[Data items]
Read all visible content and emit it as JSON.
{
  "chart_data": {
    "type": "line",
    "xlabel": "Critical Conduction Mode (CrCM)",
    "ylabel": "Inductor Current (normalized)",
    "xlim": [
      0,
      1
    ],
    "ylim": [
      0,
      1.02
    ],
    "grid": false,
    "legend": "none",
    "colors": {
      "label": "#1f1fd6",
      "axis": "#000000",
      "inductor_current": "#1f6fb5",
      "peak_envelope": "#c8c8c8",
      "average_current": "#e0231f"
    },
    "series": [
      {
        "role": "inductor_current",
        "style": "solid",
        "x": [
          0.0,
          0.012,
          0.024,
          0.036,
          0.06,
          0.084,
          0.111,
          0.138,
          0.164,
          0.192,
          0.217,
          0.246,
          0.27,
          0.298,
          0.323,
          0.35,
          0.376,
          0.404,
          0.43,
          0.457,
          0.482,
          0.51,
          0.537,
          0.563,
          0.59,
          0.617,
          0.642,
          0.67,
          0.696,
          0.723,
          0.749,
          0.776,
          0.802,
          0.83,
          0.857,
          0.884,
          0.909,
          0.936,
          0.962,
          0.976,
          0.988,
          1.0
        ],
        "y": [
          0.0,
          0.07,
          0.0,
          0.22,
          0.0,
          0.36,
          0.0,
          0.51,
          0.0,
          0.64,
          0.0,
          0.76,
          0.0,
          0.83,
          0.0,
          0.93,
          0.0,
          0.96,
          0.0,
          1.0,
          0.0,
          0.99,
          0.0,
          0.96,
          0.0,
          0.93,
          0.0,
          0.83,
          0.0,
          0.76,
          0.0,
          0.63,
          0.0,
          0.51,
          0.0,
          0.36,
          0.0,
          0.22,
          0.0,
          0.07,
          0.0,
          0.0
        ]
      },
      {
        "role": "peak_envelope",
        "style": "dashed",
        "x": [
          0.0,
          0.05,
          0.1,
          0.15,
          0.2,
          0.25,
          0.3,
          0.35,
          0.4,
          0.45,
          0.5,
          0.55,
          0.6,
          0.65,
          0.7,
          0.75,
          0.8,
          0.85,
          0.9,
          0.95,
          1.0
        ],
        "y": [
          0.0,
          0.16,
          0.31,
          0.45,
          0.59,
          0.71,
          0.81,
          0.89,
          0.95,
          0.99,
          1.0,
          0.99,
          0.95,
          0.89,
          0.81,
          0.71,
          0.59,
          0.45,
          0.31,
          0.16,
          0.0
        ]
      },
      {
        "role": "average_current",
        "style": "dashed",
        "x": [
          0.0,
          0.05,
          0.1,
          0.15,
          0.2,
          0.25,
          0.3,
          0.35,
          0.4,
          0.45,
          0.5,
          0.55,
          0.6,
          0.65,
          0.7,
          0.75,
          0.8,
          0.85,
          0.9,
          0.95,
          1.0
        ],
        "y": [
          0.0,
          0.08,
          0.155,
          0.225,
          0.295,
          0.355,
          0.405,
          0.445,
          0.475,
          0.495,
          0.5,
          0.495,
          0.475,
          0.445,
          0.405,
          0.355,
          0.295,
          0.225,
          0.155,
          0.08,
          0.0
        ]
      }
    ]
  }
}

__What needs to be done__
Search the records for the string "role" and return every line in which it occurs.

__Full solution__
        "role": "inductor_current",
        "role": "peak_envelope",
        "role": "average_current",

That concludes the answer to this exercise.